Using the data below, return word for word every line from the one holding "Convert this screenshot" down to the one holding "Parse this screenshot: output". Leave pictures out.

[start of SUPPLIED RECORDS]

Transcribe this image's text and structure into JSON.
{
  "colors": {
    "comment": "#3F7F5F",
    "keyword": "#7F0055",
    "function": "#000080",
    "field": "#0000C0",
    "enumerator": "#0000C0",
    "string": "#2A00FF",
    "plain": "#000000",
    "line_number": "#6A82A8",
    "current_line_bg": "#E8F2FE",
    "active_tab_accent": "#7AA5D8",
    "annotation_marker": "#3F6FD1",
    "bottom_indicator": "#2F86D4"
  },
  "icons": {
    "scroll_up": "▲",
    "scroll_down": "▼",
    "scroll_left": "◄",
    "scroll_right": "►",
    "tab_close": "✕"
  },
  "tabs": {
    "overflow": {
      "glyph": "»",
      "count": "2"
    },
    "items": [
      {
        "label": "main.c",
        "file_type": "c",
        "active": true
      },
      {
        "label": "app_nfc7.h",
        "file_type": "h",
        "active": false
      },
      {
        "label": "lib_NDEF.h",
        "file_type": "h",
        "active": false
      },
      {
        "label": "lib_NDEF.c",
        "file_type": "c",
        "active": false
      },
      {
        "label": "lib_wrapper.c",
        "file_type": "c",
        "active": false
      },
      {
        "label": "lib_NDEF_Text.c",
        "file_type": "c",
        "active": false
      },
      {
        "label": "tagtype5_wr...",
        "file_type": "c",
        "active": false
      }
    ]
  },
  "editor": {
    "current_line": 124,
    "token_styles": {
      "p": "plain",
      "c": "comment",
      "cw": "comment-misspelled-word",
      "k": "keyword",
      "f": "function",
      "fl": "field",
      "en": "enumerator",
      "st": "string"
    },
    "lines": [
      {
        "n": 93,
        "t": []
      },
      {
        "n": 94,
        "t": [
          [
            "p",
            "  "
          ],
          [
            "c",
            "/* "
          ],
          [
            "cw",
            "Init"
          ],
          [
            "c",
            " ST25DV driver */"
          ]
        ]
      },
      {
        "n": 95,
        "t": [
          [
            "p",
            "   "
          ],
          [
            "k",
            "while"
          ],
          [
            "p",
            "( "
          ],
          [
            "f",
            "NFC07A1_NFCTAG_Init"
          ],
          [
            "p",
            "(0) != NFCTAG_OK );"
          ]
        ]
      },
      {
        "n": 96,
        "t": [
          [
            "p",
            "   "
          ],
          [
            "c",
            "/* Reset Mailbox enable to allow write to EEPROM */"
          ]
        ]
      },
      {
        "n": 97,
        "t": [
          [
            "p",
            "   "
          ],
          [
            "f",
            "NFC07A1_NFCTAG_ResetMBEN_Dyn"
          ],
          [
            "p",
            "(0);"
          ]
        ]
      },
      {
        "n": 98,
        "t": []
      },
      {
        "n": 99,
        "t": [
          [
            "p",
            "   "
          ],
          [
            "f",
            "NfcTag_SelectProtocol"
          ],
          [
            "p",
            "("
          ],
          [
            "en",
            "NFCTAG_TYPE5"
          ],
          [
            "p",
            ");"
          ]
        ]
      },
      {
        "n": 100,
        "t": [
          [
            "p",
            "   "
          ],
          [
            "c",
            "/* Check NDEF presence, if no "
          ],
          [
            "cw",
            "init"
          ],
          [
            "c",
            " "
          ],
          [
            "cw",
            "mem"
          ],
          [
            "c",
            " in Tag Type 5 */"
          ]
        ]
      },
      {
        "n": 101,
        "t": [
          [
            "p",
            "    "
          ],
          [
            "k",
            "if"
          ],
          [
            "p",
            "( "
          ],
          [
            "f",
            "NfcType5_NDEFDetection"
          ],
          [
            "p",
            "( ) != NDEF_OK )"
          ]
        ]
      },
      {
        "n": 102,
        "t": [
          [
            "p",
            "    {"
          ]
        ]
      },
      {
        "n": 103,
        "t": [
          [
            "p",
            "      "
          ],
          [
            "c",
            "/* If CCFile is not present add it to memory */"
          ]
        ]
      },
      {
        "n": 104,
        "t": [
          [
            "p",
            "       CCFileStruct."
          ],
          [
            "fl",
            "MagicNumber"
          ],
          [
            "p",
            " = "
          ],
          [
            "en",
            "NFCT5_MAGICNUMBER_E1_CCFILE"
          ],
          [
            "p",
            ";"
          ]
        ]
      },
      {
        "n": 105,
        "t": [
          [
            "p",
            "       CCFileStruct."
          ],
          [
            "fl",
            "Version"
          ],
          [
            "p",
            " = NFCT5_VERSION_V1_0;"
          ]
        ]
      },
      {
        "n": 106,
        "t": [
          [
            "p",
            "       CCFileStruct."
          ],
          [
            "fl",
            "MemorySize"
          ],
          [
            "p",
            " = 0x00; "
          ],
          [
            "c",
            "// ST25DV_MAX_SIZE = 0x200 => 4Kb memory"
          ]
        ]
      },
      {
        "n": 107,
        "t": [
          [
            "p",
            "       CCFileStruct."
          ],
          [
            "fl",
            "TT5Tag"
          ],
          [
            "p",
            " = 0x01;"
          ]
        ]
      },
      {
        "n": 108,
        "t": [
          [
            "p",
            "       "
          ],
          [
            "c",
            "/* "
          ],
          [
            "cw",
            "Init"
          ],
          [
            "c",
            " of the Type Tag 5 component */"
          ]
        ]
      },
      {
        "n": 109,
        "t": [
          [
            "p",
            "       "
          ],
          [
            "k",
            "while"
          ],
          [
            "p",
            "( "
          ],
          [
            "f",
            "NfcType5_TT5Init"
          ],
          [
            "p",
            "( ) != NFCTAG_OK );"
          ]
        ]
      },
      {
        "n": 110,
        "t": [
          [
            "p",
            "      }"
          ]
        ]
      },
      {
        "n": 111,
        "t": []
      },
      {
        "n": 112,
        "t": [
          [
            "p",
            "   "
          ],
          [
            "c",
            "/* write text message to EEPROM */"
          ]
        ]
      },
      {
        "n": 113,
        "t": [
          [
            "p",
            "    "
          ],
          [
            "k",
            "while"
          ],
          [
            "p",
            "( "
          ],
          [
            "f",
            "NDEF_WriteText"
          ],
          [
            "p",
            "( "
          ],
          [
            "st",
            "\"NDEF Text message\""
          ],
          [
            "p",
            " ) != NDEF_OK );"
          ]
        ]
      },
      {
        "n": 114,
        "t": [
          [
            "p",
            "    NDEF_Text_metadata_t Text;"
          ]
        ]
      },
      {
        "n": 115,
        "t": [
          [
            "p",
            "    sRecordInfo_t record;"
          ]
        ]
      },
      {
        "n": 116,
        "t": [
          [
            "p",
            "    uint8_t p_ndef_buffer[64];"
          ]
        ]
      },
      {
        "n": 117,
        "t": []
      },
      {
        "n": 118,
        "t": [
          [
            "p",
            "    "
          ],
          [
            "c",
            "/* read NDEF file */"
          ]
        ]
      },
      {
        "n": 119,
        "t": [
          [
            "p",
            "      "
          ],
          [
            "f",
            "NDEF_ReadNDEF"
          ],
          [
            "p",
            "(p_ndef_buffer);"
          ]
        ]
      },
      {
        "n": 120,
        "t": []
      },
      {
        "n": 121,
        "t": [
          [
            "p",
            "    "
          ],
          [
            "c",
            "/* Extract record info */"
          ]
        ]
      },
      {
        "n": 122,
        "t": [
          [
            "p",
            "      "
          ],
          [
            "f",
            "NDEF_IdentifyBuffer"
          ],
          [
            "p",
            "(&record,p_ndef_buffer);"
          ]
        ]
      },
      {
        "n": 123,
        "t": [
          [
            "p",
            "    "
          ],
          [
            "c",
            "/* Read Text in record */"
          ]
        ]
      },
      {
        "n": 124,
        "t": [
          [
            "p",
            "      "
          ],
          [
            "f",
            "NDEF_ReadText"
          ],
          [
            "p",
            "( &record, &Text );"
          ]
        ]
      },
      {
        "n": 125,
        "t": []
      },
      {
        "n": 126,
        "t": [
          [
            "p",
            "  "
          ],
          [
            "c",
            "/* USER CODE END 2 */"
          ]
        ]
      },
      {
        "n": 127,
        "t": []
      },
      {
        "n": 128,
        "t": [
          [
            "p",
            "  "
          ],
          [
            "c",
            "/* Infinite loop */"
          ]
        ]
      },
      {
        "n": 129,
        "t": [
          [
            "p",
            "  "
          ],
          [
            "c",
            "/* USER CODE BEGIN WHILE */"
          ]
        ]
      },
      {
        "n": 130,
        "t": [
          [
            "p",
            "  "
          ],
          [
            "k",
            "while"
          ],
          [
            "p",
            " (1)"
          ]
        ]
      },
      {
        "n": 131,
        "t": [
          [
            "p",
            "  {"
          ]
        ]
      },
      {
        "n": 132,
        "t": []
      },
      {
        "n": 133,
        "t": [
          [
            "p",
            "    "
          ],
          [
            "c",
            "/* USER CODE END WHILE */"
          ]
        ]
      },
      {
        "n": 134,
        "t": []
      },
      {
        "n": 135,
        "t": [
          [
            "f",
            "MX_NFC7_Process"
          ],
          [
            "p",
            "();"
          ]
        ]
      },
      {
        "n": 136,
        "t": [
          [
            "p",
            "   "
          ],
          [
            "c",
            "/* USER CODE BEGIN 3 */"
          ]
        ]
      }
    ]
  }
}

[end of SUPPLIED RECORDS]
[start of SUPPLIED RECORDS]

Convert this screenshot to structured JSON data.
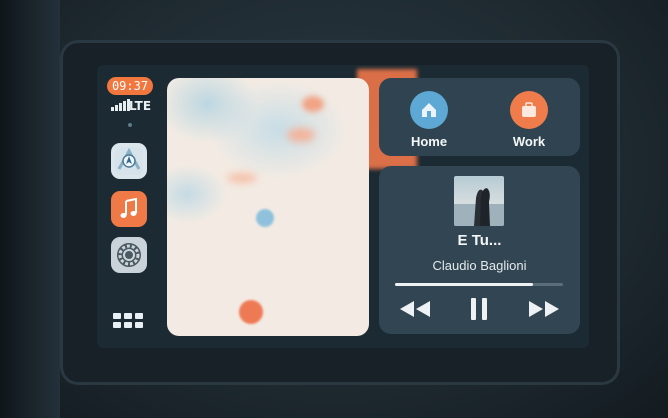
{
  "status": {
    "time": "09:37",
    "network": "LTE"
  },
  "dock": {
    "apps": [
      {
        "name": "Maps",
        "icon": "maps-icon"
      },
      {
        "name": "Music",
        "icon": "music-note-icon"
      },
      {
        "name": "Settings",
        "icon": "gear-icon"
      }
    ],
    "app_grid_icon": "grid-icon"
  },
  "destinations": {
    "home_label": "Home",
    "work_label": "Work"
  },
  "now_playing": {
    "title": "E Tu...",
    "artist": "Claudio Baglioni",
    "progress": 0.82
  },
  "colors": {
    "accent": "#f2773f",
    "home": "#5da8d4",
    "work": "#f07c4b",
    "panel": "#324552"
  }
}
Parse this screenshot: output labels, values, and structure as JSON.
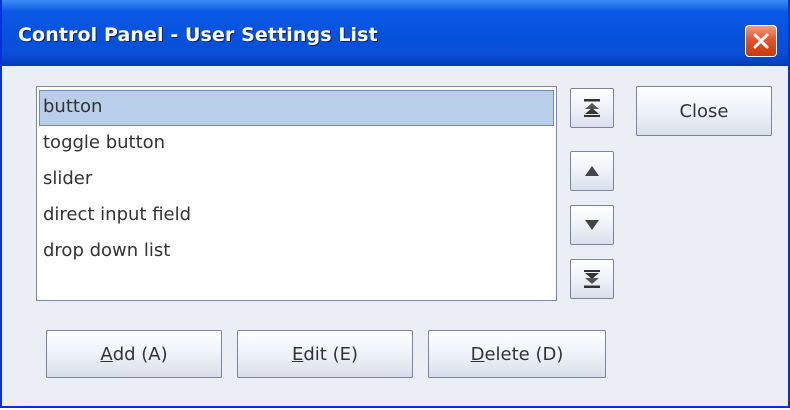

[end of SUPPLIED RECORDS]
[start of SUPPLIED RECORDS]

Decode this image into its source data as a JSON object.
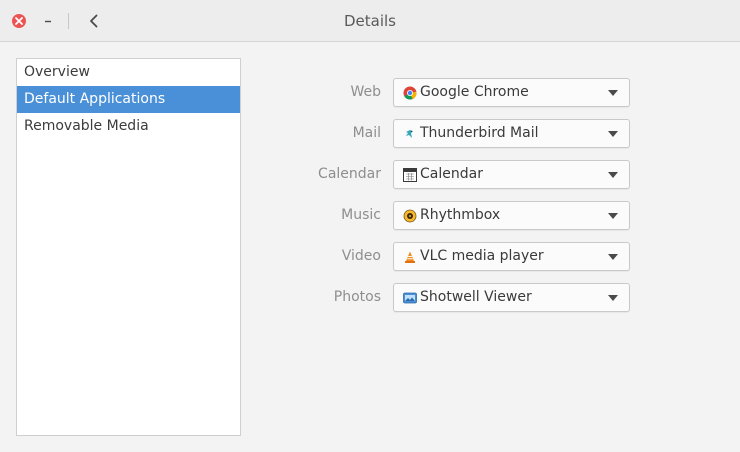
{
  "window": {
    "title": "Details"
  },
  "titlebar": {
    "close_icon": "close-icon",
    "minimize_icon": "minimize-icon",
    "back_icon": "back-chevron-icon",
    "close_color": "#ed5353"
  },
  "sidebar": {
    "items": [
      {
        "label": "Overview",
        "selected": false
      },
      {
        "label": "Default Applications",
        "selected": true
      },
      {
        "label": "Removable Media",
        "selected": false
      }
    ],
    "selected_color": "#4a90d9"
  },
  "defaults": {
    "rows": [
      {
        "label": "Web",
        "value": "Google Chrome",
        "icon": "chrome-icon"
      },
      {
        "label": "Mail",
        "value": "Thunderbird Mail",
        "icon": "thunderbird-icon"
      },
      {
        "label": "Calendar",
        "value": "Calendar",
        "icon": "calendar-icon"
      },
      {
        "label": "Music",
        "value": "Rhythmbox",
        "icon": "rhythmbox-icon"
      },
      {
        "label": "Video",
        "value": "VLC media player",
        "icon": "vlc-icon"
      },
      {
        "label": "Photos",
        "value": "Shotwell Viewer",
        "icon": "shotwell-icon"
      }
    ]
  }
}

[end of SUPPLIED RECORDS]

**RESULT FOR THIS EXERCISE:**
Convert this screenshot to structured JSON data.
{
  "status": {
    "time": "09:37",
    "network": "LTE"
  },
  "dock": {
    "apps": [
      {
        "name": "Maps",
        "icon": "maps-icon"
      },
      {
        "name": "Music",
        "icon": "music-note-icon"
      },
      {
        "name": "Settings",
        "icon": "gear-icon"
      }
    ],
    "app_grid_icon": "grid-icon"
  },
  "destinations": {
    "home_label": "Home",
    "work_label": "Work"
  },
  "now_playing": {
    "title": "E Tu...",
    "artist": "Claudio Baglioni",
    "progress": 0.82
  },
  "colors": {
    "accent": "#f2773f",
    "home": "#5da8d4",
    "work": "#f07c4b",
    "panel": "#324552"
  }
}
Parse this screenshot: output labels, values, and structure as JSON.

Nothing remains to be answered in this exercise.